→ What you are asked to do:
The records underneath are to be repeated exactly, with the pictures left out.

Part of a data file:

+ + + + + + +

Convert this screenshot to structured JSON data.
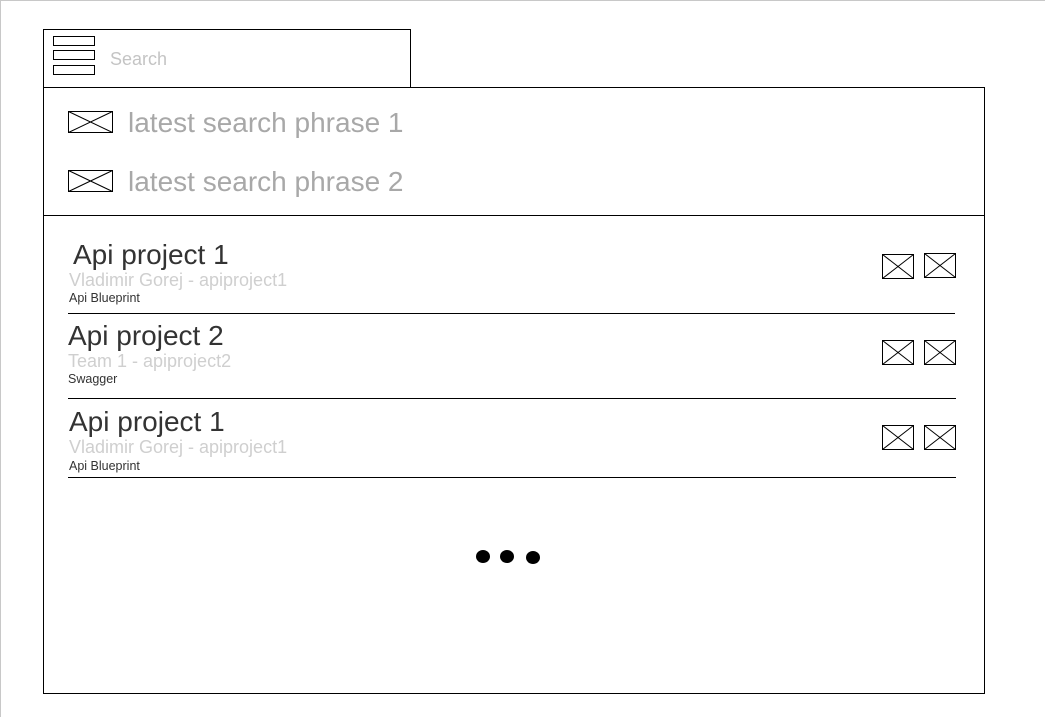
{
  "search": {
    "placeholder": "Search",
    "value": ""
  },
  "icons": {
    "menu": "hamburger-menu-icon",
    "placeholder": "image-placeholder-icon"
  },
  "recent_searches": [
    {
      "label": "latest search phrase 1"
    },
    {
      "label": "latest search phrase 2"
    }
  ],
  "projects": [
    {
      "title": "Api project 1",
      "subtitle": "Vladimir Gorej - apiproject1",
      "type": "Api Blueprint"
    },
    {
      "title": "Api project 2",
      "subtitle": "Team 1 - apiproject2",
      "type": "Swagger"
    },
    {
      "title": "Api project 1",
      "subtitle": "Vladimir Gorej - apiproject1",
      "type": "Api Blueprint"
    }
  ],
  "colors": {
    "outline": "#000000",
    "recent_text": "#a8a8a8",
    "title_text": "#333333",
    "subtitle_text": "#cfcfcf"
  }
}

+ + + + + + +

→ Result:
Convert this screenshot to structured JSON data.
{
  "search": {
    "placeholder": "Search",
    "value": ""
  },
  "icons": {
    "menu": "hamburger-menu-icon",
    "placeholder": "image-placeholder-icon"
  },
  "recent_searches": [
    {
      "label": "latest search phrase 1"
    },
    {
      "label": "latest search phrase 2"
    }
  ],
  "projects": [
    {
      "title": "Api project 1",
      "subtitle": "Vladimir Gorej - apiproject1",
      "type": "Api Blueprint"
    },
    {
      "title": "Api project 2",
      "subtitle": "Team 1 - apiproject2",
      "type": "Swagger"
    },
    {
      "title": "Api project 1",
      "subtitle": "Vladimir Gorej - apiproject1",
      "type": "Api Blueprint"
    }
  ],
  "colors": {
    "outline": "#000000",
    "recent_text": "#a8a8a8",
    "title_text": "#333333",
    "subtitle_text": "#cfcfcf"
  }
}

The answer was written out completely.